• [SET PROBLEM] Write each record again exactly as it stands.

• [INPUT MATERIAL]
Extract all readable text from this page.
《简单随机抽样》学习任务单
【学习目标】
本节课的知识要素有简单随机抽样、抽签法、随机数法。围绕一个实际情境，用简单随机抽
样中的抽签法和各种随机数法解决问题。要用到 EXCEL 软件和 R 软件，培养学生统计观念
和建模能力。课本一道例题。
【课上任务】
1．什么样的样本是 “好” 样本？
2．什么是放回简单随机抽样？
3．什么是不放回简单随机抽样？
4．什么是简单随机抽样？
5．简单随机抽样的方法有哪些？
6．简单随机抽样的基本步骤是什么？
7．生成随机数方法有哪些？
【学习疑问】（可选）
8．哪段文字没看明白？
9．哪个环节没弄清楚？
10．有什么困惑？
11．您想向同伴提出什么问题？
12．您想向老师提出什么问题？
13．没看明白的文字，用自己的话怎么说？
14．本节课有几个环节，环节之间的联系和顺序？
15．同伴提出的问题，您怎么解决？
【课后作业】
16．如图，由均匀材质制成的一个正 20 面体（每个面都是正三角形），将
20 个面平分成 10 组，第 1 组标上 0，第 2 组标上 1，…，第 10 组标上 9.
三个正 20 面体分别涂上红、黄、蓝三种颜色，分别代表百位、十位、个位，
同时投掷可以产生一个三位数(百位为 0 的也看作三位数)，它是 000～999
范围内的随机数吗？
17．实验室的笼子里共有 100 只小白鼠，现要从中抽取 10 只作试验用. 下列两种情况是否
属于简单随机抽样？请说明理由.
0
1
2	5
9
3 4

• [RESULT OF THE TASK]
Extract all readable text from this page.
《简单随机抽样》学习任务单
【学习目标】
本节课的知识要素有简单随机抽样、抽签法、随机数法。围绕一个实际情境，用简单随机抽
样中的抽签法和各种随机数法解决问题。要用到 EXCEL 软件和 R 软件，培养学生统计观念
和建模能力。课本一道例题。
【课上任务】
1．什么样的样本是 “好” 样本？
2．什么是放回简单随机抽样？
3．什么是不放回简单随机抽样？
4．什么是简单随机抽样？
5．简单随机抽样的方法有哪些？
6．简单随机抽样的基本步骤是什么？
7．生成随机数方法有哪些？
【学习疑问】（可选）
8．哪段文字没看明白？
9．哪个环节没弄清楚？
10．有什么困惑？
11．您想向同伴提出什么问题？
12．您想向老师提出什么问题？
13．没看明白的文字，用自己的话怎么说？
14．本节课有几个环节，环节之间的联系和顺序？
15．同伴提出的问题，您怎么解决？
【课后作业】
16．如图，由均匀材质制成的一个正 20 面体（每个面都是正三角形），将
20 个面平分成 10 组，第 1 组标上 0，第 2 组标上 1，…，第 10 组标上 9.
三个正 20 面体分别涂上红、黄、蓝三种颜色，分别代表百位、十位、个位，
同时投掷可以产生一个三位数(百位为 0 的也看作三位数)，它是 000～999
范围内的随机数吗？
17．实验室的笼子里共有 100 只小白鼠，现要从中抽取 10 只作试验用. 下列两种情况是否
属于简单随机抽样？请说明理由.
0
1
2	5
9
3 4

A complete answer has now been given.